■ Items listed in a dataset
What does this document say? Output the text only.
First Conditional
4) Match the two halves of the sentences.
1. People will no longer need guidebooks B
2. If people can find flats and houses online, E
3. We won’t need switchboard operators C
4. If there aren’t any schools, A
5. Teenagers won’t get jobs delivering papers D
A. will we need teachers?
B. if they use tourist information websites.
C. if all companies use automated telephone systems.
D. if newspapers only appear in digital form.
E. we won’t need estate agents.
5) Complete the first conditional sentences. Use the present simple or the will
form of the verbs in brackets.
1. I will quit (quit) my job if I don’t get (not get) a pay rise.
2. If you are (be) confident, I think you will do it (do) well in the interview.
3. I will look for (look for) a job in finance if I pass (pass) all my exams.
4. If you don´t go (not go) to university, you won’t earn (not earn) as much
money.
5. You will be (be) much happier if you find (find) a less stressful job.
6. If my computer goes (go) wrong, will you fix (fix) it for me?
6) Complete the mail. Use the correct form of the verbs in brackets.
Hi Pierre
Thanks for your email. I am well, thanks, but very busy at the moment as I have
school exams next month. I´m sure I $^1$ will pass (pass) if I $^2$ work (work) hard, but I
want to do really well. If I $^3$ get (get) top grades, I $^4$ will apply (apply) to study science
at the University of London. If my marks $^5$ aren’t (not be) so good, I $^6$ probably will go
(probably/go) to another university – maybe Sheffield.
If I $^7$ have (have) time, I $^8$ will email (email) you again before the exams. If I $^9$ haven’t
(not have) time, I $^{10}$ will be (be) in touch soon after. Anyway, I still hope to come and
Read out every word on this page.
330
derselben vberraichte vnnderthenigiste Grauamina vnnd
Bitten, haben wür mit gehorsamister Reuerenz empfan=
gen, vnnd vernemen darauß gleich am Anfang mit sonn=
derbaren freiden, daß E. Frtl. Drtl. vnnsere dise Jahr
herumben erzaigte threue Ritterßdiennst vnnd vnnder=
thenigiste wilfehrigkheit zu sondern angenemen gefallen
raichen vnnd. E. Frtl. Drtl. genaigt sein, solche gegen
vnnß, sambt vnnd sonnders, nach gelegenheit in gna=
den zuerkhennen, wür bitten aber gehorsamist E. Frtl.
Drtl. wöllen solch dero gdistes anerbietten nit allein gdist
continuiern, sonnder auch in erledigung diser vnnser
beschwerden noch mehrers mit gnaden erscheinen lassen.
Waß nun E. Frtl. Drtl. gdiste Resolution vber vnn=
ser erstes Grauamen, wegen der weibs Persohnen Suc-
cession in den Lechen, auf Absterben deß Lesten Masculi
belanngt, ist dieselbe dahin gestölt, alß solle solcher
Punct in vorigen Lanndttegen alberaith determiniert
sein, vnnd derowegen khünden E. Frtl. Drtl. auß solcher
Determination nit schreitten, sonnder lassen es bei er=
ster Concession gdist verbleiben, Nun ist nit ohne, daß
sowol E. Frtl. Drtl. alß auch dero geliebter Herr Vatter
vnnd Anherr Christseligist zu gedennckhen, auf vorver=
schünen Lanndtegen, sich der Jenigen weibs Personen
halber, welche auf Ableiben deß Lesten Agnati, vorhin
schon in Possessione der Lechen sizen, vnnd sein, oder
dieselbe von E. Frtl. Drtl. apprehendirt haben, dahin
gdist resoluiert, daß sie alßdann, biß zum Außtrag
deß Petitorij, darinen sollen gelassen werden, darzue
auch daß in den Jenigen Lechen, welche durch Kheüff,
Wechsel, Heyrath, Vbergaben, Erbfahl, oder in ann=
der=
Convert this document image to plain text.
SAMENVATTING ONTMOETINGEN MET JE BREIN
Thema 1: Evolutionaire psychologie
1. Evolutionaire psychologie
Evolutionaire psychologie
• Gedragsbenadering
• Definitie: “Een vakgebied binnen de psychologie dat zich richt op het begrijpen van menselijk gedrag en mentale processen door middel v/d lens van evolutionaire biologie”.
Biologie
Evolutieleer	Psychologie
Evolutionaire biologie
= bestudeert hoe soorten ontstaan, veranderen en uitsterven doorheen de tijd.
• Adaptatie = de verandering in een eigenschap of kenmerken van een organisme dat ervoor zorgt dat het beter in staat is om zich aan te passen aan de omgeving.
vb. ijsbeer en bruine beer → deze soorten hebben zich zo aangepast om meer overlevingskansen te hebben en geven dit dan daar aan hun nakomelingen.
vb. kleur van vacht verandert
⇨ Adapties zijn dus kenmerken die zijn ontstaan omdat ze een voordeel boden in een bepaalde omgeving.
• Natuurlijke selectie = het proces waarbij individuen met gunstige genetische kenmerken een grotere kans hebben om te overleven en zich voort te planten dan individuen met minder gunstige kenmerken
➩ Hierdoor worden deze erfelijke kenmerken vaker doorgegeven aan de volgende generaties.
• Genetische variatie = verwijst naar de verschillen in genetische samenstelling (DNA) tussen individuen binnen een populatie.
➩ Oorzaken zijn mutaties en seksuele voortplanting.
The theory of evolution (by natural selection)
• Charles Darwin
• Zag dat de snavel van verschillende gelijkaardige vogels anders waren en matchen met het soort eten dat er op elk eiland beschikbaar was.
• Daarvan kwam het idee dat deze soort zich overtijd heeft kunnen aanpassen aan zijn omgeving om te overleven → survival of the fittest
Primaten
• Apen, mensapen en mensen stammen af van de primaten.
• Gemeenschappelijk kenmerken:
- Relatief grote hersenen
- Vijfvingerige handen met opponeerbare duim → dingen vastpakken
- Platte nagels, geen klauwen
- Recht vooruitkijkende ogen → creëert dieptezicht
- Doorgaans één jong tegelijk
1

■ Problem requirements
All of the entries need to be reproduced exactly; please write them out.

■ Solution for this exercise
What does this document say? Output the text only.
First Conditional
4) Match the two halves of the sentences.
1. People will no longer need guidebooks B
2. If people can find flats and houses online, E
3. We won’t need switchboard operators C
4. If there aren’t any schools, A
5. Teenagers won’t get jobs delivering papers D
A. will we need teachers?
B. if they use tourist information websites.
C. if all companies use automated telephone systems.
D. if newspapers only appear in digital form.
E. we won’t need estate agents.
5) Complete the first conditional sentences. Use the present simple or the will
form of the verbs in brackets.
1. I will quit (quit) my job if I don’t get (not get) a pay rise.
2. If you are (be) confident, I think you will do it (do) well in the interview.
3. I will look for (look for) a job in finance if I pass (pass) all my exams.
4. If you don´t go (not go) to university, you won’t earn (not earn) as much
money.
5. You will be (be) much happier if you find (find) a less stressful job.
6. If my computer goes (go) wrong, will you fix (fix) it for me?
6) Complete the mail. Use the correct form of the verbs in brackets.
Hi Pierre
Thanks for your email. I am well, thanks, but very busy at the moment as I have
school exams next month. I´m sure I $^1$ will pass (pass) if I $^2$ work (work) hard, but I
want to do really well. If I $^3$ get (get) top grades, I $^4$ will apply (apply) to study science
at the University of London. If my marks $^5$ aren’t (not be) so good, I $^6$ probably will go
(probably/go) to another university – maybe Sheffield.
If I $^7$ have (have) time, I $^8$ will email (email) you again before the exams. If I $^9$ haven’t
(not have) time, I $^{10}$ will be (be) in touch soon after. Anyway, I still hope to come and
Read out every word on this page.
330
derselben vberraichte vnnderthenigiste Grauamina vnnd
Bitten, haben wür mit gehorsamister Reuerenz empfan=
gen, vnnd vernemen darauß gleich am Anfang mit sonn=
derbaren freiden, daß E. Frtl. Drtl. vnnsere dise Jahr
herumben erzaigte threue Ritterßdiennst vnnd vnnder=
thenigiste wilfehrigkheit zu sondern angenemen gefallen
raichen vnnd. E. Frtl. Drtl. genaigt sein, solche gegen
vnnß, sambt vnnd sonnders, nach gelegenheit in gna=
den zuerkhennen, wür bitten aber gehorsamist E. Frtl.
Drtl. wöllen solch dero gdistes anerbietten nit allein gdist
continuiern, sonnder auch in erledigung diser vnnser
beschwerden noch mehrers mit gnaden erscheinen lassen.
Waß nun E. Frtl. Drtl. gdiste Resolution vber vnn=
ser erstes Grauamen, wegen der weibs Persohnen Suc-
cession in den Lechen, auf Absterben deß Lesten Masculi
belanngt, ist dieselbe dahin gestölt, alß solle solcher
Punct in vorigen Lanndttegen alberaith determiniert
sein, vnnd derowegen khünden E. Frtl. Drtl. auß solcher
Determination nit schreitten, sonnder lassen es bei er=
ster Concession gdist verbleiben, Nun ist nit ohne, daß
sowol E. Frtl. Drtl. alß auch dero geliebter Herr Vatter
vnnd Anherr Christseligist zu gedennckhen, auf vorver=
schünen Lanndtegen, sich der Jenigen weibs Personen
halber, welche auf Ableiben deß Lesten Agnati, vorhin
schon in Possessione der Lechen sizen, vnnd sein, oder
dieselbe von E. Frtl. Drtl. apprehendirt haben, dahin
gdist resoluiert, daß sie alßdann, biß zum Außtrag
deß Petitorij, darinen sollen gelassen werden, darzue
auch daß in den Jenigen Lechen, welche durch Kheüff,
Wechsel, Heyrath, Vbergaben, Erbfahl, oder in ann=
der=
Convert this document image to plain text.
SAMENVATTING ONTMOETINGEN MET JE BREIN
Thema 1: Evolutionaire psychologie
1. Evolutionaire psychologie
Evolutionaire psychologie
• Gedragsbenadering
• Definitie: “Een vakgebied binnen de psychologie dat zich richt op het begrijpen van menselijk gedrag en mentale processen door middel v/d lens van evolutionaire biologie”.
Biologie
Evolutieleer	Psychologie
Evolutionaire biologie
= bestudeert hoe soorten ontstaan, veranderen en uitsterven doorheen de tijd.
• Adaptatie = de verandering in een eigenschap of kenmerken van een organisme dat ervoor zorgt dat het beter in staat is om zich aan te passen aan de omgeving.
vb. ijsbeer en bruine beer → deze soorten hebben zich zo aangepast om meer overlevingskansen te hebben en geven dit dan daar aan hun nakomelingen.
vb. kleur van vacht verandert
⇨ Adapties zijn dus kenmerken die zijn ontstaan omdat ze een voordeel boden in een bepaalde omgeving.
• Natuurlijke selectie = het proces waarbij individuen met gunstige genetische kenmerken een grotere kans hebben om te overleven en zich voort te planten dan individuen met minder gunstige kenmerken
➩ Hierdoor worden deze erfelijke kenmerken vaker doorgegeven aan de volgende generaties.
• Genetische variatie = verwijst naar de verschillen in genetische samenstelling (DNA) tussen individuen binnen een populatie.
➩ Oorzaken zijn mutaties en seksuele voortplanting.
The theory of evolution (by natural selection)
• Charles Darwin
• Zag dat de snavel van verschillende gelijkaardige vogels anders waren en matchen met het soort eten dat er op elk eiland beschikbaar was.
• Daarvan kwam het idee dat deze soort zich overtijd heeft kunnen aanpassen aan zijn omgeving om te overleven → survival of the fittest
Primaten
• Apen, mensapen en mensen stammen af van de primaten.
• Gemeenschappelijk kenmerken:
- Relatief grote hersenen
- Vijfvingerige handen met opponeerbare duim → dingen vastpakken
- Platte nagels, geen klauwen
- Recht vooruitkijkende ogen → creëert dieptezicht
- Doorgaans één jong tegelijk
1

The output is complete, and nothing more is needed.